** START OF Given records **

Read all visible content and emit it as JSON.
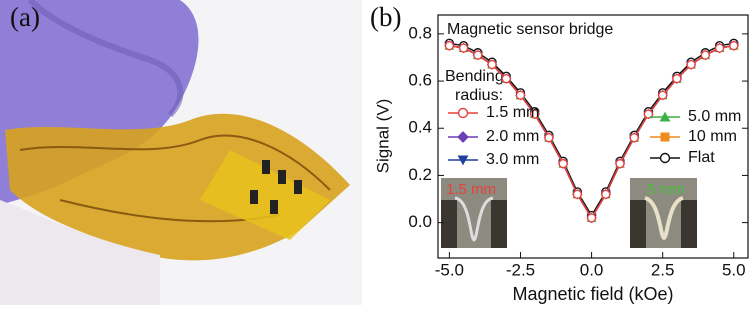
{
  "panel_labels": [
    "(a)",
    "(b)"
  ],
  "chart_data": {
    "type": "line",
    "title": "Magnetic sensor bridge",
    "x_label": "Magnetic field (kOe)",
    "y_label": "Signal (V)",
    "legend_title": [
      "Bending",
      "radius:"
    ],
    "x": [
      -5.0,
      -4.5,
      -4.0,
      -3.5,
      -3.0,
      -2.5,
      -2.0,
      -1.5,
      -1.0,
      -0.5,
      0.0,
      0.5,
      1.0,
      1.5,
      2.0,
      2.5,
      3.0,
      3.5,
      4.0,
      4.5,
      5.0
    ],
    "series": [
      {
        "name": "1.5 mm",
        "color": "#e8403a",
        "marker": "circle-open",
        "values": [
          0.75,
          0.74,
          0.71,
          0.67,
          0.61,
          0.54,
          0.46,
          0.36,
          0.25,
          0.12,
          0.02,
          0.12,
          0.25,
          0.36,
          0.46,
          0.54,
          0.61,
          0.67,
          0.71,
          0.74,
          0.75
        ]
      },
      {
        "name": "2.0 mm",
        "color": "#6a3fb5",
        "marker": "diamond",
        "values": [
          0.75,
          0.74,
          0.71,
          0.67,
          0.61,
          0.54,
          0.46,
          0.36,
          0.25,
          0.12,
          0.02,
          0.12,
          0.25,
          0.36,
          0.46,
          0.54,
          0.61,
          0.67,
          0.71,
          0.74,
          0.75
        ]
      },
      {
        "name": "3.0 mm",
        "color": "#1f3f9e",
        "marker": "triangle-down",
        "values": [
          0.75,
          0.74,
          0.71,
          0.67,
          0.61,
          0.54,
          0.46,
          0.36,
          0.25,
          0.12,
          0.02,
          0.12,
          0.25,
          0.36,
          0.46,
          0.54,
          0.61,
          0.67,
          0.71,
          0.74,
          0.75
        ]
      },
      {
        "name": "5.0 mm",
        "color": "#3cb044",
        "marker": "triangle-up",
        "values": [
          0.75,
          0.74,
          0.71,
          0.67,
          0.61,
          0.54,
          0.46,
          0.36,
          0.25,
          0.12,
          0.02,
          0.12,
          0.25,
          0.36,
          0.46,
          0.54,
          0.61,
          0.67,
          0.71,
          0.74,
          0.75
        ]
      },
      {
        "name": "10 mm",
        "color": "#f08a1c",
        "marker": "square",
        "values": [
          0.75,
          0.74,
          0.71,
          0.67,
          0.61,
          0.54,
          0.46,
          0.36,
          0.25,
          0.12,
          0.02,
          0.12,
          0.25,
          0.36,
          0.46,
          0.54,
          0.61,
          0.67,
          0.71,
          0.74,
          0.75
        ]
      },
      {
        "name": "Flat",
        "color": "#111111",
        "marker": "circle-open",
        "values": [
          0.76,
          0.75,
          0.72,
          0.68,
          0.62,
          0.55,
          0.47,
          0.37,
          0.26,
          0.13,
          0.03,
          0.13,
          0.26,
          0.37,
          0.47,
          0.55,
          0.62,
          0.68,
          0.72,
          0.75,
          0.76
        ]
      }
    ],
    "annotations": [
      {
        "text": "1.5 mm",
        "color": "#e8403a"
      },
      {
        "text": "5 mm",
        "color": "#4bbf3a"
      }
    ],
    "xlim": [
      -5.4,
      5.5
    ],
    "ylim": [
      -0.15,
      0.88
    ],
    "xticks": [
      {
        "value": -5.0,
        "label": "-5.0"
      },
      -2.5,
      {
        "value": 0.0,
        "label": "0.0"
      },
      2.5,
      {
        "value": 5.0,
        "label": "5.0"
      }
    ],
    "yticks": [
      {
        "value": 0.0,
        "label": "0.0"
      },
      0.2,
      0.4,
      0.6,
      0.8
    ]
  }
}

** END OF Given records **

■ Goal of the exercise
Identify the lines that contain the string "color", and copy every one of them.

■ Correct output
        "color": "#e8403a",
        "color": "#6a3fb5",
        "color": "#1f3f9e",
        "color": "#3cb044",
        "color": "#f08a1c",
        "color": "#111111",
        "color": "#e8403a"
        "color": "#4bbf3a"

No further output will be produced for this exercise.